One of New York’s hottest chefs is now based in Denver, thanks to DU alumna Alicia Pokoik Deters.

ChoLon Modern Asian Bistro, which opened Oct. 5 in the SugarCube Building at 16th and Blake streets, is a collaboration between chef Lon Symensma — formerly of Manhattan hotspots Spice Market and Buddakan — and Deters, who received an MBA and an MS from DU in 2004.

“Lon and I have known each other since ’99 or ’98, and we had always been talking about doing a restaurant,’” says Deters, who met the up-and-coming chef when both were studying at the Culinary Institute of America in Hyde Park, N.Y. “We always thought we would do one in New York because he was there and I was from there, but after I moved here I just fell in love with Denver and kept saying, ‘You need to come out here and check it out.’”

Born into a real estate family that owned restaurants and bars, Deters set her sights on the industry after working at a fine dining restaurant during her senior year at Dickinson College in Pennsylvania. After the culinary institute, she worked for celebrity chef Rick Moonen for almost three years. Eventually she decided she was better suited for the business side of restaurants and moved to Denver to study at DU.

ChoLon took root when Symensma decided he was ready to open his own restaurant, and that Denver would be a great place to do it. Deters and her husband, Jim, formed Flow Restaurant Group to open ChoLon.

“We settled on the concept very quickly, and he’s very excited to be here,” says Deters, who gave birth to her third child, Jake, three days before ChoLon opened. “He thinks Denver is one of the up-and-coming restaurant scenes, and he’s proud to be a part of it. New York is hard. I don’t know that I’d want to do business in New York. It’s such a nicer business climate here.”

Named after a Chinese-influenced market in Saigon, Vietnam, ChoLon doesn’t stray far from the Asian fusion fare Symensma grew comfortable with at Buddakan. The restaurant’s pre-opening buzz was huge, and now that ChoLon is open, it’s drawing raves for innovative dishes like French onion soup dumplings and kaya toast with coconut jam and a soft egg. An innovative online menu provides photos of each dish along with a “dish feed” that lets diners leave comments, Facebook-style, about plates they loved or hated.

“We basically took the concept and tried to work it so that it wouldn’t be too dumbed down from what he was used to doing but also be approachable and understandable and not scary,” Deters says. “Denver is a very active community and the lightness of the food lends itself pretty well. It’s pretty healthy.”

ChoLon prepared a special menu as part of Denver Restaurant Week, which runs from Feb. 26–March 11.

» **DIRECTION**
Quote the ChoLon article word for word, between "One of New York’s" and "DU in 2004.", inclusive.

» **INFORMATION SHOWN**
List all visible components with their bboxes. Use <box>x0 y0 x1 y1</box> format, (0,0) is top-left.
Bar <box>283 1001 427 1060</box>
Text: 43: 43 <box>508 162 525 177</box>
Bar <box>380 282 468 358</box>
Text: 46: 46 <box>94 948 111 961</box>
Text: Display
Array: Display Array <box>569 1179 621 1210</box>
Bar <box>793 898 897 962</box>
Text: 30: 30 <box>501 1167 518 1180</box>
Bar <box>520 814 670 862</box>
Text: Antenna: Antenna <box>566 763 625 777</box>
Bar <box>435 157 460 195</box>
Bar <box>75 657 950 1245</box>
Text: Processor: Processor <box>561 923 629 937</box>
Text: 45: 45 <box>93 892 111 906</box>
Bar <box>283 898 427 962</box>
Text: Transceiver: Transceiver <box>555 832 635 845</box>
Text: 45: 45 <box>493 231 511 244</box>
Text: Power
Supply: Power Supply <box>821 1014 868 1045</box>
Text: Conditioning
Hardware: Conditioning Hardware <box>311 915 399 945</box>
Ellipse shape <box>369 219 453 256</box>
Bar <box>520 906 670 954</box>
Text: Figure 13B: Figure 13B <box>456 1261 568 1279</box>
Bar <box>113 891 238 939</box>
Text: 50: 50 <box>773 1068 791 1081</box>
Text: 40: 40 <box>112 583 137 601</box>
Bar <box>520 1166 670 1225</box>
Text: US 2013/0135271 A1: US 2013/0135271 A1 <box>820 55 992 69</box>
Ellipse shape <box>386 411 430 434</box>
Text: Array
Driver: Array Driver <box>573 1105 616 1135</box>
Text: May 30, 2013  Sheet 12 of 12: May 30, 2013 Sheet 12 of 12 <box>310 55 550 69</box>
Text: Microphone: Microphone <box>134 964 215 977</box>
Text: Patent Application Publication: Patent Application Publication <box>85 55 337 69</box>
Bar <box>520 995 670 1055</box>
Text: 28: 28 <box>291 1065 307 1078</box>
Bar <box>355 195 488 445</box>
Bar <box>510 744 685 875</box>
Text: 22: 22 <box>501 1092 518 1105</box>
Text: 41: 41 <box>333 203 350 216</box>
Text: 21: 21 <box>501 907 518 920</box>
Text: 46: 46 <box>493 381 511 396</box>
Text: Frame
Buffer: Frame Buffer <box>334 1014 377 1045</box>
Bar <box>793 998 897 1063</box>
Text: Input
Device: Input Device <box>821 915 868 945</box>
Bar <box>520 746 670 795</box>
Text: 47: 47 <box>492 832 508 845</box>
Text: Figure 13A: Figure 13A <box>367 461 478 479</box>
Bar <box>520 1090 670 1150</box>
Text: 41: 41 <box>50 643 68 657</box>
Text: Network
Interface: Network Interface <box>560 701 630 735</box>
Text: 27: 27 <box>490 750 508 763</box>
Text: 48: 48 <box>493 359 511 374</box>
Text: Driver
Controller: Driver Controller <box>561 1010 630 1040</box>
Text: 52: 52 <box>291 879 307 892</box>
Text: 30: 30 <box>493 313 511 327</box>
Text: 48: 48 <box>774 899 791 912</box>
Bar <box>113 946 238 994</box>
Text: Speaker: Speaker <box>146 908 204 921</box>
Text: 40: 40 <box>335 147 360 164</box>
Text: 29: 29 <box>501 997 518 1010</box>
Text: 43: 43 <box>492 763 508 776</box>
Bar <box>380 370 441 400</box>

» **ANSWER TO THIS PROBLEM**
One of New York’s hottest chefs is now based in Denver, thanks to DU alumna Alicia Pokoik Deters.

ChoLon Modern Asian Bistro, which opened Oct. 5 in the SugarCube Building at 16th and Blake streets, is a collaboration between chef Lon Symensma — formerly of Manhattan hotspots Spice Market and Buddakan — and Deters, who received an MBA and an MS from DU in 2004.